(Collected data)
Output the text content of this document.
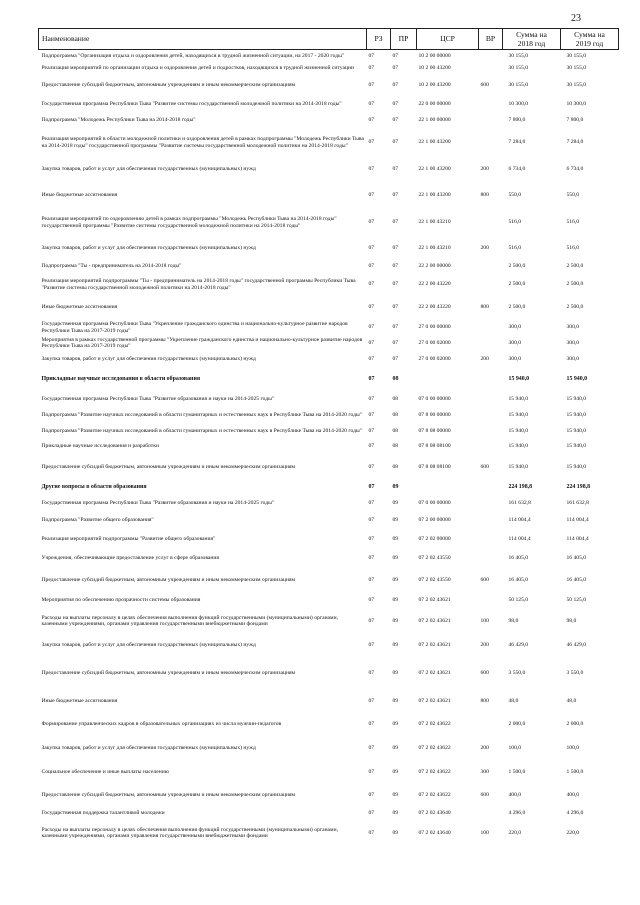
23
Наименование	РЗ	ПР	ЦСР	ВР	Сумма на
2018 год	Сумма на
2019 год

Подпрограмма "Организация отдыха и оздоровления детей, находящихся в трудной жизненной ситуации, на 2017 - 2020 годы"	07	07	10 2 00 00000		30 155,0	30 155,0
Реализация мероприятий по организации отдыха и оздоровления детей и подростков, находящихся в трудной жизненной ситуации	07	07	10 2 00 43200		30 155,0	30 155,0
Предоставление субсидий бюджетным, автономным учреждениям и иным некоммерческим организациям	07	07	10 2 00 43200	600	30 155,0	30 155,0
Государственная программа Республики Тыва "Развитие системы государственной молодежной политики на 2014-2018 годы"	07	07	22 0 00 00000		10 300,0	10 300,0
Подпрограмма "Молодежь Республики Тыва на 2014-2018 годы"	07	07	22 1 00 00000		7 800,0	7 800,0
Реализация мероприятий в области молодежной политики и оздоровления детей в рамках подпрограммы "Молодежь Республики Тыва на 2014-2018 годы" государственной программы "Развитие системы государственной молодежной политики на 2014-2018 годы"	07	07	22 1 00 43200		7 284,0	7 284,0
Закупка товаров, работ и услуг для обеспечения государственных (муниципальных) нужд	07	07	22 1 00 43200	200	6 734,0	6 734,0
Иные бюджетные ассигнования	07	07	22 1 00 43200	800	550,0	550,0
Реализация мероприятий по оздоровлению детей в рамках подпрограммы "Молодежь Республики Тыва на 2014-2018 годы" государственной программы "Развитие системы государственной молодежной политики на 2014-2018 годы"	07	07	22 1 00 43210		516,0	516,0
Закупка товаров, работ и услуг для обеспечения государственных (муниципальных) нужд	07	07	22 1 00 43210	200	516,0	516,0
Подпрограмма "Ты - предприниматель на 2014-2018 годы"	07	07	22 2 00 00000		2 500,0	2 500,0
Реализация мероприятий подпрограммы "Ты - предприниматель на 2014-2018 годы" государственной программы Республики Тыва "Развитие системы государственной молодежной политики на 2014-2018 годы"	07	07	22 2 00 43220		2 500,0	2 500,0
Иные бюджетные ассигнования	07	07	22 2 00 43220	800	2 500,0	2 500,0
Государственная программа Республики Тыва "Укрепление гражданского единства и национально-культурное развитие народов Республики Тыва на 2017-2019 годы"	07	07	27 0 00 00000		300,0	300,0
Мероприятия в рамках государственной программы "Укрепление гражданского единства и национально-культурное развитие народов Республики Тыва на 2017-2019 годы"	07	07	27 0 00 02000		300,0	300,0
Закупка товаров, работ и услуг для обеспечения государственных (муниципальных) нужд	07	07	27 0 00 02000	200	300,0	300,0
Прикладные научные исследования в области образования	07	08			15 940,0	15 940,0
Государственная программа Республики Тыва "Развитие образования и науки на 2014-2025 годы"	07	08	07 0 00 00000		15 940,0	15 940,0
Подпрограмма "Развитие научных исследований в области гуманитарных и естественных наук в Республике Тыва на 2014-2020 годы"	07	08	07 8 00 00000		15 940,0	15 940,0
Подпрограмма "Развитие научных исследований в области гуманитарных и естественных наук в Республике Тыва на 2014-2020 годы"	07	08	07 8 08 00000		15 940,0	15 940,0
Прикладные научные исследования и разработки	07	08	07 8 08 08100		15 940,0	15 940,0
Предоставление субсидий бюджетным, автономным учреждениям и иным некоммерческим организациям	07	08	07 8 08 08100	600	15 940,0	15 940,0
Другие вопросы в области образования	07	09			224 198,8	224 198,8
Государственная программа Республики Тыва "Развитие образования и науки на 2014-2025 годы"	07	09	07 0 00 00000		161 632,8	161 632,8
Подпрограмма "Развитие общего образования"	07	09	07 2 00 00000		114 004,4	114 004,4
Реализация мероприятий подпрограммы "Развитие общего образования"	07	09	07 2 02 00000		114 004,4	114 004,4
Учреждения, обеспечивающие предоставление услуг в сфере образования	07	09	07 2 02 43550		16 405,0	16 405,0
Предоставление субсидий бюджетным, автономным учреждениям и иным некоммерческим организациям	07	09	07 2 02 43550	600	16 405,0	16 405,0
Мероприятия по обеспечению прозрачности системы образования	07	09	07 2 02 43621		50 125,0	50 125,0
Расходы на выплаты персоналу в целях обеспечения выполнения функций государственными (муниципальными) органами, казенными учреждениями, органами управления государственными внебюджетными фондами	07	09	07 2 02 43621	100	98,0	98,0
Закупка товаров, работ и услуг для обеспечения государственных (муниципальных) нужд	07	09	07 2 02 43621	200	46 429,0	46 429,0
Предоставление субсидий бюджетным, автономным учреждениям и иным некоммерческим организациям	07	09	07 2 02 43621	600	3 550,0	3 550,0
Иные бюджетные ассигнования	07	09	07 2 02 43621	800	48,0	48,0
Формирование управленческих кадров в образовательных организациях из числа мужчин-педагогов	07	09	07 2 02 43622		2 000,0	2 000,0
Закупка товаров, работ и услуг для обеспечения государственных (муниципальных) нужд	07	09	07 2 02 43622	200	100,0	100,0
Социальное обеспечение и иные выплаты населению	07	09	07 2 02 43622	300	1 500,0	1 500,0
Предоставление субсидий бюджетным, автономным учреждениям и иным некоммерческим организациям	07	09	07 2 02 43622	600	400,0	400,0
Государственная поддержка талантливой молодежи	07	09	07 2 02 43640		4 296,0	4 296,0
Расходы на выплаты персоналу в целях обеспечения выполнения функций государственными (муниципальными) органами, казенными учреждениями, органами управления государственными внебюджетными фондами	07	09	07 2 02 43640	100	220,0	220,0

## Task prompt
Your copy of the data should match it exactly, except that pictures are left out.

## Worked solution
Output the text content of this document.
23
Наименование	РЗ	ПР	ЦСР	ВР	Сумма на
2018 год	Сумма на
2019 год

Подпрограмма "Организация отдыха и оздоровления детей, находящихся в трудной жизненной ситуации, на 2017 - 2020 годы"	07	07	10 2 00 00000		30 155,0	30 155,0
Реализация мероприятий по организации отдыха и оздоровления детей и подростков, находящихся в трудной жизненной ситуации	07	07	10 2 00 43200		30 155,0	30 155,0
Предоставление субсидий бюджетным, автономным учреждениям и иным некоммерческим организациям	07	07	10 2 00 43200	600	30 155,0	30 155,0
Государственная программа Республики Тыва "Развитие системы государственной молодежной политики на 2014-2018 годы"	07	07	22 0 00 00000		10 300,0	10 300,0
Подпрограмма "Молодежь Республики Тыва на 2014-2018 годы"	07	07	22 1 00 00000		7 800,0	7 800,0
Реализация мероприятий в области молодежной политики и оздоровления детей в рамках подпрограммы "Молодежь Республики Тыва на 2014-2018 годы" государственной программы "Развитие системы государственной молодежной политики на 2014-2018 годы"	07	07	22 1 00 43200		7 284,0	7 284,0
Закупка товаров, работ и услуг для обеспечения государственных (муниципальных) нужд	07	07	22 1 00 43200	200	6 734,0	6 734,0
Иные бюджетные ассигнования	07	07	22 1 00 43200	800	550,0	550,0
Реализация мероприятий по оздоровлению детей в рамках подпрограммы "Молодежь Республики Тыва на 2014-2018 годы" государственной программы "Развитие системы государственной молодежной политики на 2014-2018 годы"	07	07	22 1 00 43210		516,0	516,0
Закупка товаров, работ и услуг для обеспечения государственных (муниципальных) нужд	07	07	22 1 00 43210	200	516,0	516,0
Подпрограмма "Ты - предприниматель на 2014-2018 годы"	07	07	22 2 00 00000		2 500,0	2 500,0
Реализация мероприятий подпрограммы "Ты - предприниматель на 2014-2018 годы" государственной программы Республики Тыва "Развитие системы государственной молодежной политики на 2014-2018 годы"	07	07	22 2 00 43220		2 500,0	2 500,0
Иные бюджетные ассигнования	07	07	22 2 00 43220	800	2 500,0	2 500,0
Государственная программа Республики Тыва "Укрепление гражданского единства и национально-культурное развитие народов Республики Тыва на 2017-2019 годы"	07	07	27 0 00 00000		300,0	300,0
Мероприятия в рамках государственной программы "Укрепление гражданского единства и национально-культурное развитие народов Республики Тыва на 2017-2019 годы"	07	07	27 0 00 02000		300,0	300,0
Закупка товаров, работ и услуг для обеспечения государственных (муниципальных) нужд	07	07	27 0 00 02000	200	300,0	300,0
Прикладные научные исследования в области образования	07	08			15 940,0	15 940,0
Государственная программа Республики Тыва "Развитие образования и науки на 2014-2025 годы"	07	08	07 0 00 00000		15 940,0	15 940,0
Подпрограмма "Развитие научных исследований в области гуманитарных и естественных наук в Республике Тыва на 2014-2020 годы"	07	08	07 8 00 00000		15 940,0	15 940,0
Подпрограмма "Развитие научных исследований в области гуманитарных и естественных наук в Республике Тыва на 2014-2020 годы"	07	08	07 8 08 00000		15 940,0	15 940,0
Прикладные научные исследования и разработки	07	08	07 8 08 08100		15 940,0	15 940,0
Предоставление субсидий бюджетным, автономным учреждениям и иным некоммерческим организациям	07	08	07 8 08 08100	600	15 940,0	15 940,0
Другие вопросы в области образования	07	09			224 198,8	224 198,8
Государственная программа Республики Тыва "Развитие образования и науки на 2014-2025 годы"	07	09	07 0 00 00000		161 632,8	161 632,8
Подпрограмма "Развитие общего образования"	07	09	07 2 00 00000		114 004,4	114 004,4
Реализация мероприятий подпрограммы "Развитие общего образования"	07	09	07 2 02 00000		114 004,4	114 004,4
Учреждения, обеспечивающие предоставление услуг в сфере образования	07	09	07 2 02 43550		16 405,0	16 405,0
Предоставление субсидий бюджетным, автономным учреждениям и иным некоммерческим организациям	07	09	07 2 02 43550	600	16 405,0	16 405,0
Мероприятия по обеспечению прозрачности системы образования	07	09	07 2 02 43621		50 125,0	50 125,0
Расходы на выплаты персоналу в целях обеспечения выполнения функций государственными (муниципальными) органами, казенными учреждениями, органами управления государственными внебюджетными фондами	07	09	07 2 02 43621	100	98,0	98,0
Закупка товаров, работ и услуг для обеспечения государственных (муниципальных) нужд	07	09	07 2 02 43621	200	46 429,0	46 429,0
Предоставление субсидий бюджетным, автономным учреждениям и иным некоммерческим организациям	07	09	07 2 02 43621	600	3 550,0	3 550,0
Иные бюджетные ассигнования	07	09	07 2 02 43621	800	48,0	48,0
Формирование управленческих кадров в образовательных организациях из числа мужчин-педагогов	07	09	07 2 02 43622		2 000,0	2 000,0
Закупка товаров, работ и услуг для обеспечения государственных (муниципальных) нужд	07	09	07 2 02 43622	200	100,0	100,0
Социальное обеспечение и иные выплаты населению	07	09	07 2 02 43622	300	1 500,0	1 500,0
Предоставление субсидий бюджетным, автономным учреждениям и иным некоммерческим организациям	07	09	07 2 02 43622	600	400,0	400,0
Государственная поддержка талантливой молодежи	07	09	07 2 02 43640		4 296,0	4 296,0
Расходы на выплаты персоналу в целях обеспечения выполнения функций государственными (муниципальными) органами, казенными учреждениями, органами управления государственными внебюджетными фондами	07	09	07 2 02 43640	100	220,0	220,0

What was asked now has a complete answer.